WHAT YOU SHOULD DO
Among the entries below, find the lines with "的每一项均为正整数" and copy them.

━━━━━━━━

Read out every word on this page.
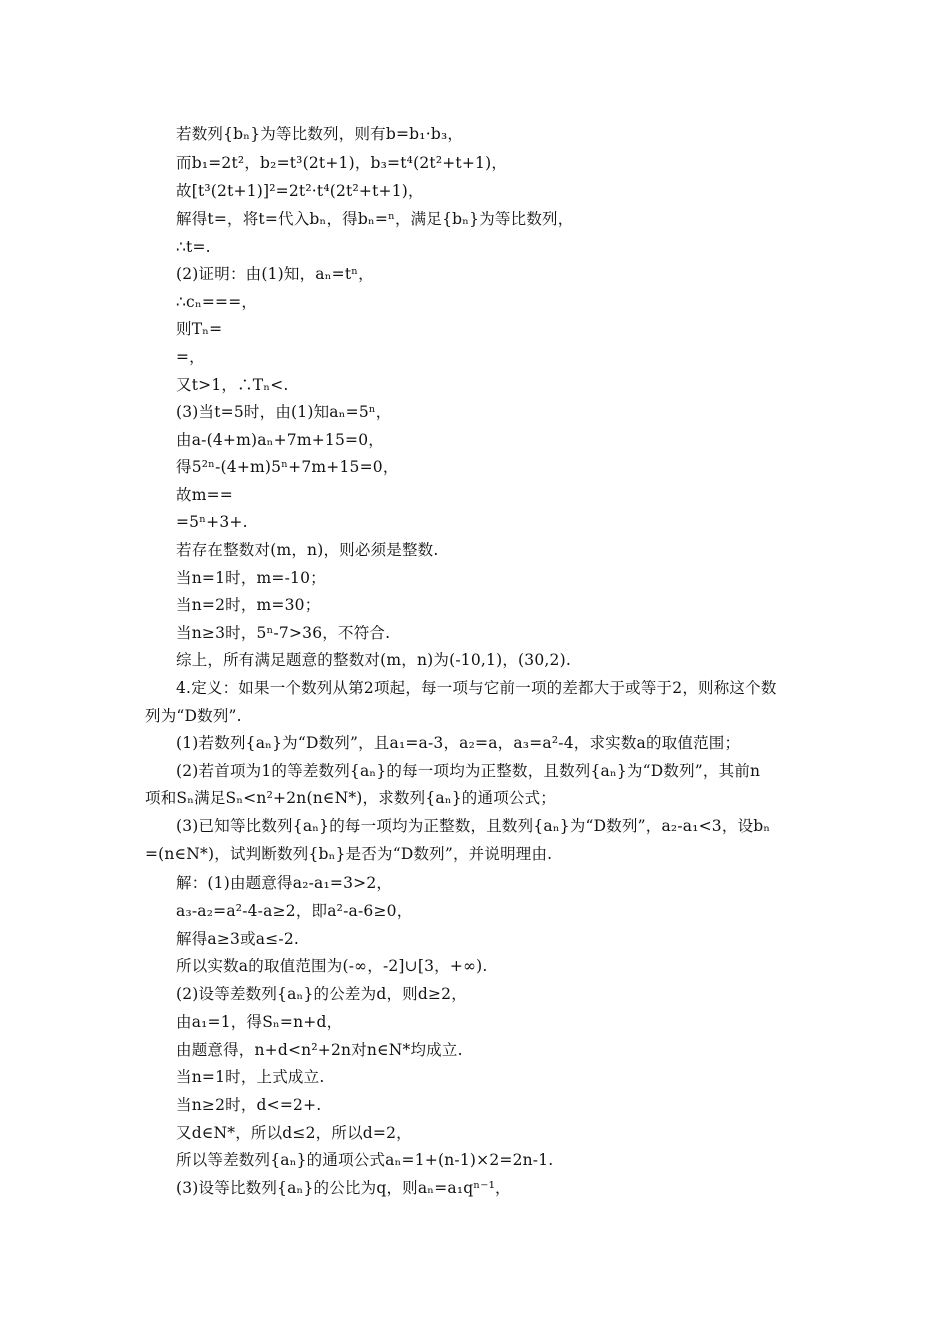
若数列{bₙ}为等比数列，则有b=b₁·b₃，
而b₁=2t²，b₂=t³(2t+1)，b₃=t⁴(2t²+t+1)，
故[t³(2t+1)]²=2t²·t⁴(2t²+t+1)，
解得t=，将t=代入bₙ，得bₙ=ⁿ，满足{bₙ}为等比数列，
∴t=.
(2)证明：由(1)知，aₙ=tⁿ，
∴cₙ===，
则Tₙ=
=，
又t>1，∴Tₙ<.
(3)当t=5时，由(1)知aₙ=5ⁿ，
由a-(4+m)aₙ+7m+15=0，
得5²ⁿ-(4+m)5ⁿ+7m+15=0，
故m==
=5ⁿ+3+.
若存在整数对(m，n)，则必须是整数.
当n=1时，m=-10；
当n=2时，m=30；
当n≥3时，5ⁿ-7>36，不符合.
综上，所有满足题意的整数对(m，n)为(-10,1)，(30,2).
4.定义：如果一个数列从第2项起，每一项与它前一项的差都大于或等于2，则称这个数
列为“D数列”.
(1)若数列{aₙ}为“D数列”，且a₁=a-3，a₂=a，a₃=a²-4，求实数a的取值范围；
(2)若首项为1的等差数列{aₙ}的每一项均为正整数，且数列{aₙ}为“D数列”，其前n
项和Sₙ满足Sₙ<n²+2n(n∈N*)，求数列{aₙ}的通项公式；
(3)已知等比数列{aₙ}的每一项均为正整数，且数列{aₙ}为“D数列”，a₂-a₁<3，设bₙ
=(n∈N*)，试判断数列{bₙ}是否为“D数列”，并说明理由.
解：(1)由题意得a₂-a₁=3>2，
a₃-a₂=a²-4-a≥2，即a²-a-6≥0，
解得a≥3或a≤-2.
所以实数a的取值范围为(-∞，-2]∪[3，+∞).
(2)设等差数列{aₙ}的公差为d，则d≥2，
由a₁=1，得Sₙ=n+d，
由题意得，n+d<n²+2n对n∈N*均成立.
当n=1时，上式成立.
当n≥2时，d<=2+.
又d∈N*，所以d≤2，所以d=2，
所以等差数列{aₙ}的通项公式aₙ=1+(n-1)×2=2n-1.
(3)设等比数列{aₙ}的公比为q，则aₙ=a₁qⁿ⁻¹，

━━━━━━━━

SOLUTION
(2)若首项为1的等差数列{aₙ}的每一项均为正整数，且数列{aₙ}为“D数列”，其前n
(3)已知等比数列{aₙ}的每一项均为正整数，且数列{aₙ}为“D数列”，a₂-a₁<3，设bₙ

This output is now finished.